◆ **DATA SHOWN**:
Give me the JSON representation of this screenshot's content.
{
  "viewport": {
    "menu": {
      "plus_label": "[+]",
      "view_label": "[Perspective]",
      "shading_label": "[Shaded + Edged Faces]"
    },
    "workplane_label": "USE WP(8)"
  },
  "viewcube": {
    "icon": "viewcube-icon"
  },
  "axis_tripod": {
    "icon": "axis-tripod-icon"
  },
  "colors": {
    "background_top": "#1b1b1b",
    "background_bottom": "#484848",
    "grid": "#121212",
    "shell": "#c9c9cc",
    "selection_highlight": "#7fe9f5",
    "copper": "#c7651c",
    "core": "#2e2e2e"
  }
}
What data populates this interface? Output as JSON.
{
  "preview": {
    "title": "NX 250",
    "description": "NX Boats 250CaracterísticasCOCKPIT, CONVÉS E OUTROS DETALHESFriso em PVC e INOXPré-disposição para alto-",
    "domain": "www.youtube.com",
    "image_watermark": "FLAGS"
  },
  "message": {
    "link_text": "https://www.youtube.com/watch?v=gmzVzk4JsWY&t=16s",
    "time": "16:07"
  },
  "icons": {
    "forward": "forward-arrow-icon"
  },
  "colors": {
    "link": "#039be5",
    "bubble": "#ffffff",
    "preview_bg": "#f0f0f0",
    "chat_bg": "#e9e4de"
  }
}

◆ **WHAT NEEDS TO BE DONE**:
Copy out the lines from the line containing "What data populates" to the end of the listing above, without alteration.

◆ **FINAL RESULT**:
What data populates this interface? Output as JSON.
{
  "preview": {
    "title": "NX 250",
    "description": "NX Boats 250CaracterísticasCOCKPIT, CONVÉS E OUTROS DETALHESFriso em PVC e INOXPré-disposição para alto-",
    "domain": "www.youtube.com",
    "image_watermark": "FLAGS"
  },
  "message": {
    "link_text": "https://www.youtube.com/watch?v=gmzVzk4JsWY&t=16s",
    "time": "16:07"
  },
  "icons": {
    "forward": "forward-arrow-icon"
  },
  "colors": {
    "link": "#039be5",
    "bubble": "#ffffff",
    "preview_bg": "#f0f0f0",
    "chat_bg": "#e9e4de"
  }
}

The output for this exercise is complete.